Comb the records below for the string "Физкультурников" and copy each line where it turns up.

----- Source material

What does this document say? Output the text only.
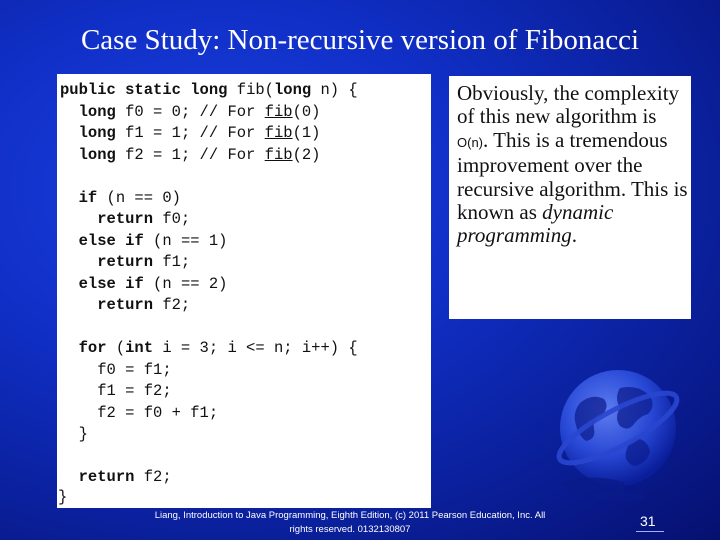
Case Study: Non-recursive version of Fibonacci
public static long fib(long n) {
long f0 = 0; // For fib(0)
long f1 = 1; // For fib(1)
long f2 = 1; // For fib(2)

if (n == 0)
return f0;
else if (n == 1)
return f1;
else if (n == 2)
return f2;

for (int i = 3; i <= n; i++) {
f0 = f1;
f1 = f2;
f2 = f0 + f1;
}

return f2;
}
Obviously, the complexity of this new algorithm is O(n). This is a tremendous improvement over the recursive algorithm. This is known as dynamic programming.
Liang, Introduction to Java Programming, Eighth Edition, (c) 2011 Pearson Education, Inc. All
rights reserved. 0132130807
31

----------
----- Source material

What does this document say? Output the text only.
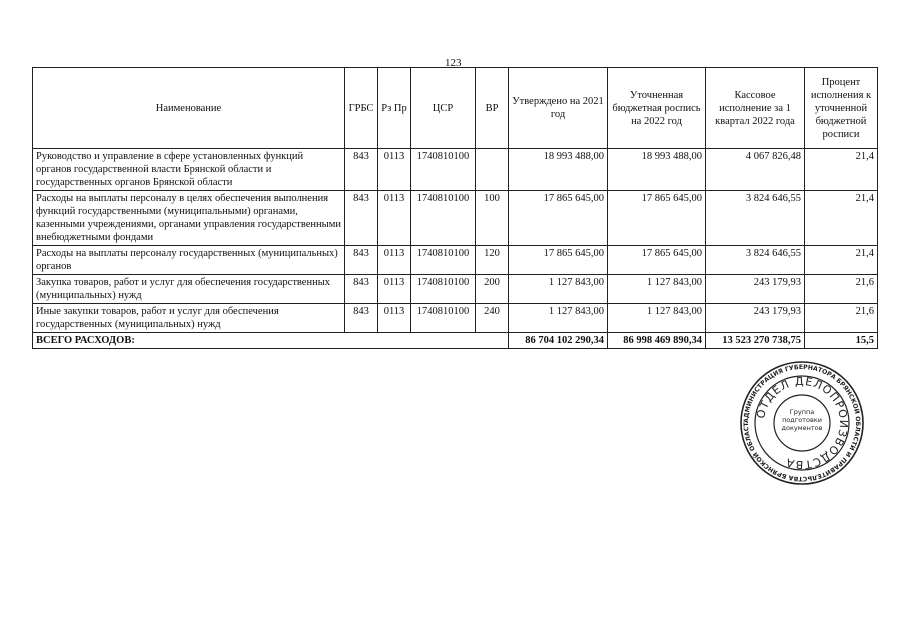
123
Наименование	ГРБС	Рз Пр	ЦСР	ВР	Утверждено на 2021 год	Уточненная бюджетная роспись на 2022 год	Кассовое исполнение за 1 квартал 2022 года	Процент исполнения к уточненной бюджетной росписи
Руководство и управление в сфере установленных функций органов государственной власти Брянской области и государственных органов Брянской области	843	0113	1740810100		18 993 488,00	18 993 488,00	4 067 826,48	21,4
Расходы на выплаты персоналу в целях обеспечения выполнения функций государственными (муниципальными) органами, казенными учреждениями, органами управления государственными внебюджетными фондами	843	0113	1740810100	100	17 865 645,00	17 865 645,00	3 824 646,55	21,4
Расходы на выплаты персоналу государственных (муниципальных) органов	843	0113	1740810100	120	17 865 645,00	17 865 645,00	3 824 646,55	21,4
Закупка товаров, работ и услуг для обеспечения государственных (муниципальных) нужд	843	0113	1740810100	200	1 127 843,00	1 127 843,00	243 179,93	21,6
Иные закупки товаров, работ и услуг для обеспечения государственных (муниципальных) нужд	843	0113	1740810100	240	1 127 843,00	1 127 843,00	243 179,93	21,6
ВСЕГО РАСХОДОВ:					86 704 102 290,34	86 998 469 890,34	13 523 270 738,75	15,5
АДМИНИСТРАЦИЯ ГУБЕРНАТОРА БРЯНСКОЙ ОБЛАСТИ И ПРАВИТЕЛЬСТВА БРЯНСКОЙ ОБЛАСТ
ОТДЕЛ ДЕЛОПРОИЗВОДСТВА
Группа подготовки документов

----------
----- Source material

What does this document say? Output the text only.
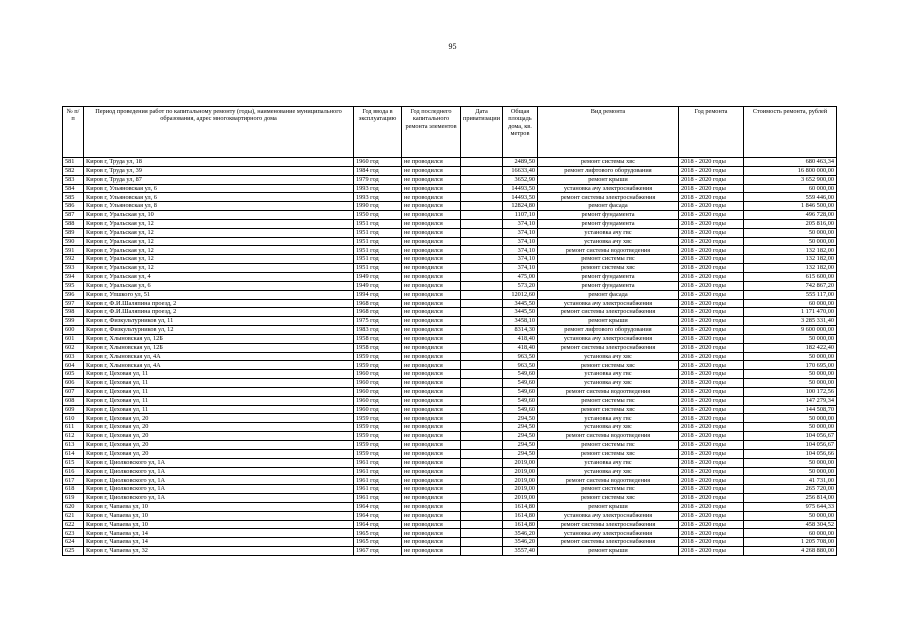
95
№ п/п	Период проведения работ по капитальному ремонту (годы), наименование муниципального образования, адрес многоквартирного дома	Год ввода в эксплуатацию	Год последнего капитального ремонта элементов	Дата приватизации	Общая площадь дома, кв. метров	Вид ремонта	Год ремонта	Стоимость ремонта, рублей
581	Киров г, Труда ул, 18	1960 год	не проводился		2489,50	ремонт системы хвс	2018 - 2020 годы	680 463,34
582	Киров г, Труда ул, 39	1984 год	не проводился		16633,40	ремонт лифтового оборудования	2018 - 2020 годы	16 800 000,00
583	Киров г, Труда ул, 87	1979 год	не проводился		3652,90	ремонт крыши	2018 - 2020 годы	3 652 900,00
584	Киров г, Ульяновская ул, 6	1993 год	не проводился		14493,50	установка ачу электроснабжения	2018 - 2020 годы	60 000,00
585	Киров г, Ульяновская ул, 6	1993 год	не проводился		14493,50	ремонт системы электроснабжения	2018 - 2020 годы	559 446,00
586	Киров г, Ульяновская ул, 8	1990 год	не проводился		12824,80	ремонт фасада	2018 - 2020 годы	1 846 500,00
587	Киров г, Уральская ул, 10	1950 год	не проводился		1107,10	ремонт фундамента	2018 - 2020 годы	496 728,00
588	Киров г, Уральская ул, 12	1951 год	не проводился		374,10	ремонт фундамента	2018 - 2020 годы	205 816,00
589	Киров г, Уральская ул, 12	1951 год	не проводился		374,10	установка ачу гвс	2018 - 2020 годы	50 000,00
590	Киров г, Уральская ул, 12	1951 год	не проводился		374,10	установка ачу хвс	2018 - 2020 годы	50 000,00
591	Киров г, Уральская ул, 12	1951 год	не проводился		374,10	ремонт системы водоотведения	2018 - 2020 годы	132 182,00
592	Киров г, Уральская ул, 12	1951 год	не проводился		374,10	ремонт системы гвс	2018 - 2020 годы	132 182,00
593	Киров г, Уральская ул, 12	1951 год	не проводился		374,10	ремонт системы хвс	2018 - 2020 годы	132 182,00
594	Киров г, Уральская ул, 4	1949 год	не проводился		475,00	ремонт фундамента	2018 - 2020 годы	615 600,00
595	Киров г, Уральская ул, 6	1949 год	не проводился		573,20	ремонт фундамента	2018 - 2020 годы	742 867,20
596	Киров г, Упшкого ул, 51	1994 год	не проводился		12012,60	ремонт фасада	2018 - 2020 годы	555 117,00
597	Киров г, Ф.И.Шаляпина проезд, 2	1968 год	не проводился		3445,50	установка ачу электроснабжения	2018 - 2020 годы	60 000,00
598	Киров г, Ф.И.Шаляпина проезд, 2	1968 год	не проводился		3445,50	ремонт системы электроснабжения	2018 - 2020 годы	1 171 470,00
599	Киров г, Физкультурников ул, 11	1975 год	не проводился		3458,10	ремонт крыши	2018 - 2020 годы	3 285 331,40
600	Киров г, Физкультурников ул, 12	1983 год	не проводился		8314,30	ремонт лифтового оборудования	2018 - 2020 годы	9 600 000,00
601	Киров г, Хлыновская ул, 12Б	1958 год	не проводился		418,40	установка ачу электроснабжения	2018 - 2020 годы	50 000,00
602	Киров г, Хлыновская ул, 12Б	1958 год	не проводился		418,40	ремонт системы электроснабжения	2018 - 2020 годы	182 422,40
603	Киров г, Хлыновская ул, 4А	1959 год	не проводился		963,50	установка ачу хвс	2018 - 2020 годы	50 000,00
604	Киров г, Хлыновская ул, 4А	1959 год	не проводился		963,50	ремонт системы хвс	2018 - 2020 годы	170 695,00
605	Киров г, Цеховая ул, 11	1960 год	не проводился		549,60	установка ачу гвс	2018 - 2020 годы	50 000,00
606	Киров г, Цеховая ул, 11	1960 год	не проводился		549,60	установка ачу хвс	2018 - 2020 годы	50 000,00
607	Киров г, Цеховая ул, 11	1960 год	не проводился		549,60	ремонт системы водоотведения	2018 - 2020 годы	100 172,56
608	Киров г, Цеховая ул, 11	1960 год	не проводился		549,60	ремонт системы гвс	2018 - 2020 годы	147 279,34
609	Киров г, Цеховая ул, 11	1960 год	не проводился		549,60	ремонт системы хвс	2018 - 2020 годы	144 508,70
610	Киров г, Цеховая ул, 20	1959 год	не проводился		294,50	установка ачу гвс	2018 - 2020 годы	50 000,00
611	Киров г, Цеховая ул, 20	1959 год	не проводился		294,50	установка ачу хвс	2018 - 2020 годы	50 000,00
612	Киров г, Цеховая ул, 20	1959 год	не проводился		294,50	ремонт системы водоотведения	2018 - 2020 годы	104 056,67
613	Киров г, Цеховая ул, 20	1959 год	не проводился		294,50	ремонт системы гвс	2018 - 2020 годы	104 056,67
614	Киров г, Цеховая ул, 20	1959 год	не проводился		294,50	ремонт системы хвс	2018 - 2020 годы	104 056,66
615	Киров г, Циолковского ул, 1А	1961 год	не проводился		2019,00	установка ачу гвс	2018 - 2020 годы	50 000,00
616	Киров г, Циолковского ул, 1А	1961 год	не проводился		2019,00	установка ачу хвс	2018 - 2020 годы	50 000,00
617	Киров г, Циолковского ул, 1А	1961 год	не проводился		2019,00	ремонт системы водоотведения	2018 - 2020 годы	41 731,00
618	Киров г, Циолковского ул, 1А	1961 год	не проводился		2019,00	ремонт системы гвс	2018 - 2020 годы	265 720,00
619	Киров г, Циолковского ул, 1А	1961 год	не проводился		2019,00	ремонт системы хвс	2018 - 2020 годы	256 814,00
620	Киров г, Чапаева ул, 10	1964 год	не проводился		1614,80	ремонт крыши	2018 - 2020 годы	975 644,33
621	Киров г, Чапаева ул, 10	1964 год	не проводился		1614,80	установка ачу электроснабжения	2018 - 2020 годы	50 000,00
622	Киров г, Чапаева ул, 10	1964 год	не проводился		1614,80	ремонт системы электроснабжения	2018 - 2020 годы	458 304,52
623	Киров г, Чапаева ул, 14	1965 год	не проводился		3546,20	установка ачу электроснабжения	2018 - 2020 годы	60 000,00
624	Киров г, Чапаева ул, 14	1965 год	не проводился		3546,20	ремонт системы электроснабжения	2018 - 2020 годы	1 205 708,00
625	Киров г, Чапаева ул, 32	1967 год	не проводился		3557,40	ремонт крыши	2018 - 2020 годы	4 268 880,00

----------

(Written reply)
599	Киров г, Физкультурников ул, 11	1975 год	не проводился		3458,10	ремонт крыши	2018 - 2020 годы	3 285 331,40
600	Киров г, Физкультурников ул, 12	1983 год	не проводился		8314,30	ремонт лифтового оборудования	2018 - 2020 годы	9 600 000,00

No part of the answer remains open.